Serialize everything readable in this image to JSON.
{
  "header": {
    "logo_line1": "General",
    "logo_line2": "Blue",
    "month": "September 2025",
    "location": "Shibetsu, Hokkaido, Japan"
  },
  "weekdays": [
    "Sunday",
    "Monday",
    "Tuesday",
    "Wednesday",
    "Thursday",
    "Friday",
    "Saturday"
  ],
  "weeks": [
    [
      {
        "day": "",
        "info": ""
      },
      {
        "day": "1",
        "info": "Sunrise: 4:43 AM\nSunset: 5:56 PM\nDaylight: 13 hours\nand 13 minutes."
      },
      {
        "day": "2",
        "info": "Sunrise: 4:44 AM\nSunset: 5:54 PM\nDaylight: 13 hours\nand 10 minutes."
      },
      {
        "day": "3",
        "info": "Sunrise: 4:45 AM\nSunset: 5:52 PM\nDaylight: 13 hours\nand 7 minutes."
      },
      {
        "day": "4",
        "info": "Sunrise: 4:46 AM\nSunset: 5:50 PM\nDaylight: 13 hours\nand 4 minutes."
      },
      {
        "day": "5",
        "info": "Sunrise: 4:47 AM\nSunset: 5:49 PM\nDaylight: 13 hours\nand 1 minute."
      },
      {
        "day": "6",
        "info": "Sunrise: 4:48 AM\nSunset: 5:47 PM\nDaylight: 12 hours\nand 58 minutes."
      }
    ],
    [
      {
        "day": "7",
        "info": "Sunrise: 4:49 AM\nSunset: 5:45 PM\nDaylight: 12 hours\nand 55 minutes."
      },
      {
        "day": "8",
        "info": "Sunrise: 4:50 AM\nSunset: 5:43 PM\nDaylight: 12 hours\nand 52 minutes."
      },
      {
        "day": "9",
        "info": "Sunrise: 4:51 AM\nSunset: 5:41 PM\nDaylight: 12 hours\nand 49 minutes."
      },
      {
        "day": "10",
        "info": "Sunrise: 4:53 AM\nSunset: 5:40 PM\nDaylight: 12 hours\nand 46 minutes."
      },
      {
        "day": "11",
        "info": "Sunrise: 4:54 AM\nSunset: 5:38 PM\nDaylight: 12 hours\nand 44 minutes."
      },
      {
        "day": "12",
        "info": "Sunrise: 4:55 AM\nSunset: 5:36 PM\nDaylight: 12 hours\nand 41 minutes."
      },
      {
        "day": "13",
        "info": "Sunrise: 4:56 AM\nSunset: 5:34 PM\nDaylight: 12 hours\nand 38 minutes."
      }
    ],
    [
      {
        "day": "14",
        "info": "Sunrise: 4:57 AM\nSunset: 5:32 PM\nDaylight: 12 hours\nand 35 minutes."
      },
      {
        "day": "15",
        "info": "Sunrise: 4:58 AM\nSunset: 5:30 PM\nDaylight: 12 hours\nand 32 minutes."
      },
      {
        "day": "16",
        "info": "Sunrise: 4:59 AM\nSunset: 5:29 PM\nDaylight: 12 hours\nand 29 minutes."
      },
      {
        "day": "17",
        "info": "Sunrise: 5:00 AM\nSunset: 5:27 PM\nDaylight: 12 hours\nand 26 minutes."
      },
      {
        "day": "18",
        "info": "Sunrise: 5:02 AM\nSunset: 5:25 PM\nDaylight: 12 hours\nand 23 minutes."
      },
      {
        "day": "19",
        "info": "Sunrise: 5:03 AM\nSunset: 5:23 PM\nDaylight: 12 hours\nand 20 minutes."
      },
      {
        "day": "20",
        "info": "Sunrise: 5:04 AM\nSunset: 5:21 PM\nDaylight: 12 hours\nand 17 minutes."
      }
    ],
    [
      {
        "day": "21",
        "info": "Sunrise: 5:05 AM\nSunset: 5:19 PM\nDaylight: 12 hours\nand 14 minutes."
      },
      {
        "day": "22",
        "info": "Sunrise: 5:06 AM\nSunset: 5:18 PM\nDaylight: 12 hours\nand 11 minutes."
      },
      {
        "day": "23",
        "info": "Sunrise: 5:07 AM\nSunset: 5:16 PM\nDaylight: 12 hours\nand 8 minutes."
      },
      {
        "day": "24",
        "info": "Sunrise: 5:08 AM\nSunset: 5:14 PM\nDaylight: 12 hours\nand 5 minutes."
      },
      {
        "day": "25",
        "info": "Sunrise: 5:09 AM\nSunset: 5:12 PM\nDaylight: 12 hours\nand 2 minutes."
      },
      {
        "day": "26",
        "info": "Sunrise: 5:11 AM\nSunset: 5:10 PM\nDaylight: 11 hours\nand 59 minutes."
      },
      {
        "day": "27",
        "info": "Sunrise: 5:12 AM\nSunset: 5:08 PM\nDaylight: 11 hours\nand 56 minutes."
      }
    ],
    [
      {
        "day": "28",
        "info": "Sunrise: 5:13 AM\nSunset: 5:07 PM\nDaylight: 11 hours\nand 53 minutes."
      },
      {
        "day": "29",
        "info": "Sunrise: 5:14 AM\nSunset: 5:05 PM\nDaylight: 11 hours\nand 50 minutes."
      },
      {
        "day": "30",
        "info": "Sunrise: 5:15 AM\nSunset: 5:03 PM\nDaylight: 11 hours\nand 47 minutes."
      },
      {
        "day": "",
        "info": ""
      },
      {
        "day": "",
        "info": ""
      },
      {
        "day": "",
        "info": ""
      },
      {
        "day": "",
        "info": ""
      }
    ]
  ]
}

* TASK BRIEF:
All of the entries must be written out exactly as they stand.

* RESULT OF THIS TASK:
Serialize everything readable in this image to JSON.
{
  "header": {
    "logo_line1": "General",
    "logo_line2": "Blue",
    "month": "September 2025",
    "location": "Shibetsu, Hokkaido, Japan"
  },
  "weekdays": [
    "Sunday",
    "Monday",
    "Tuesday",
    "Wednesday",
    "Thursday",
    "Friday",
    "Saturday"
  ],
  "weeks": [
    [
      {
        "day": "",
        "info": ""
      },
      {
        "day": "1",
        "info": "Sunrise: 4:43 AM\nSunset: 5:56 PM\nDaylight: 13 hours\nand 13 minutes."
      },
      {
        "day": "2",
        "info": "Sunrise: 4:44 AM\nSunset: 5:54 PM\nDaylight: 13 hours\nand 10 minutes."
      },
      {
        "day": "3",
        "info": "Sunrise: 4:45 AM\nSunset: 5:52 PM\nDaylight: 13 hours\nand 7 minutes."
      },
      {
        "day": "4",
        "info": "Sunrise: 4:46 AM\nSunset: 5:50 PM\nDaylight: 13 hours\nand 4 minutes."
      },
      {
        "day": "5",
        "info": "Sunrise: 4:47 AM\nSunset: 5:49 PM\nDaylight: 13 hours\nand 1 minute."
      },
      {
        "day": "6",
        "info": "Sunrise: 4:48 AM\nSunset: 5:47 PM\nDaylight: 12 hours\nand 58 minutes."
      }
    ],
    [
      {
        "day": "7",
        "info": "Sunrise: 4:49 AM\nSunset: 5:45 PM\nDaylight: 12 hours\nand 55 minutes."
      },
      {
        "day": "8",
        "info": "Sunrise: 4:50 AM\nSunset: 5:43 PM\nDaylight: 12 hours\nand 52 minutes."
      },
      {
        "day": "9",
        "info": "Sunrise: 4:51 AM\nSunset: 5:41 PM\nDaylight: 12 hours\nand 49 minutes."
      },
      {
        "day": "10",
        "info": "Sunrise: 4:53 AM\nSunset: 5:40 PM\nDaylight: 12 hours\nand 46 minutes."
      },
      {
        "day": "11",
        "info": "Sunrise: 4:54 AM\nSunset: 5:38 PM\nDaylight: 12 hours\nand 44 minutes."
      },
      {
        "day": "12",
        "info": "Sunrise: 4:55 AM\nSunset: 5:36 PM\nDaylight: 12 hours\nand 41 minutes."
      },
      {
        "day": "13",
        "info": "Sunrise: 4:56 AM\nSunset: 5:34 PM\nDaylight: 12 hours\nand 38 minutes."
      }
    ],
    [
      {
        "day": "14",
        "info": "Sunrise: 4:57 AM\nSunset: 5:32 PM\nDaylight: 12 hours\nand 35 minutes."
      },
      {
        "day": "15",
        "info": "Sunrise: 4:58 AM\nSunset: 5:30 PM\nDaylight: 12 hours\nand 32 minutes."
      },
      {
        "day": "16",
        "info": "Sunrise: 4:59 AM\nSunset: 5:29 PM\nDaylight: 12 hours\nand 29 minutes."
      },
      {
        "day": "17",
        "info": "Sunrise: 5:00 AM\nSunset: 5:27 PM\nDaylight: 12 hours\nand 26 minutes."
      },
      {
        "day": "18",
        "info": "Sunrise: 5:02 AM\nSunset: 5:25 PM\nDaylight: 12 hours\nand 23 minutes."
      },
      {
        "day": "19",
        "info": "Sunrise: 5:03 AM\nSunset: 5:23 PM\nDaylight: 12 hours\nand 20 minutes."
      },
      {
        "day": "20",
        "info": "Sunrise: 5:04 AM\nSunset: 5:21 PM\nDaylight: 12 hours\nand 17 minutes."
      }
    ],
    [
      {
        "day": "21",
        "info": "Sunrise: 5:05 AM\nSunset: 5:19 PM\nDaylight: 12 hours\nand 14 minutes."
      },
      {
        "day": "22",
        "info": "Sunrise: 5:06 AM\nSunset: 5:18 PM\nDaylight: 12 hours\nand 11 minutes."
      },
      {
        "day": "23",
        "info": "Sunrise: 5:07 AM\nSunset: 5:16 PM\nDaylight: 12 hours\nand 8 minutes."
      },
      {
        "day": "24",
        "info": "Sunrise: 5:08 AM\nSunset: 5:14 PM\nDaylight: 12 hours\nand 5 minutes."
      },
      {
        "day": "25",
        "info": "Sunrise: 5:09 AM\nSunset: 5:12 PM\nDaylight: 12 hours\nand 2 minutes."
      },
      {
        "day": "26",
        "info": "Sunrise: 5:11 AM\nSunset: 5:10 PM\nDaylight: 11 hours\nand 59 minutes."
      },
      {
        "day": "27",
        "info": "Sunrise: 5:12 AM\nSunset: 5:08 PM\nDaylight: 11 hours\nand 56 minutes."
      }
    ],
    [
      {
        "day": "28",
        "info": "Sunrise: 5:13 AM\nSunset: 5:07 PM\nDaylight: 11 hours\nand 53 minutes."
      },
      {
        "day": "29",
        "info": "Sunrise: 5:14 AM\nSunset: 5:05 PM\nDaylight: 11 hours\nand 50 minutes."
      },
      {
        "day": "30",
        "info": "Sunrise: 5:15 AM\nSunset: 5:03 PM\nDaylight: 11 hours\nand 47 minutes."
      },
      {
        "day": "",
        "info": ""
      },
      {
        "day": "",
        "info": ""
      },
      {
        "day": "",
        "info": ""
      },
      {
        "day": "",
        "info": ""
      }
    ]
  ]
}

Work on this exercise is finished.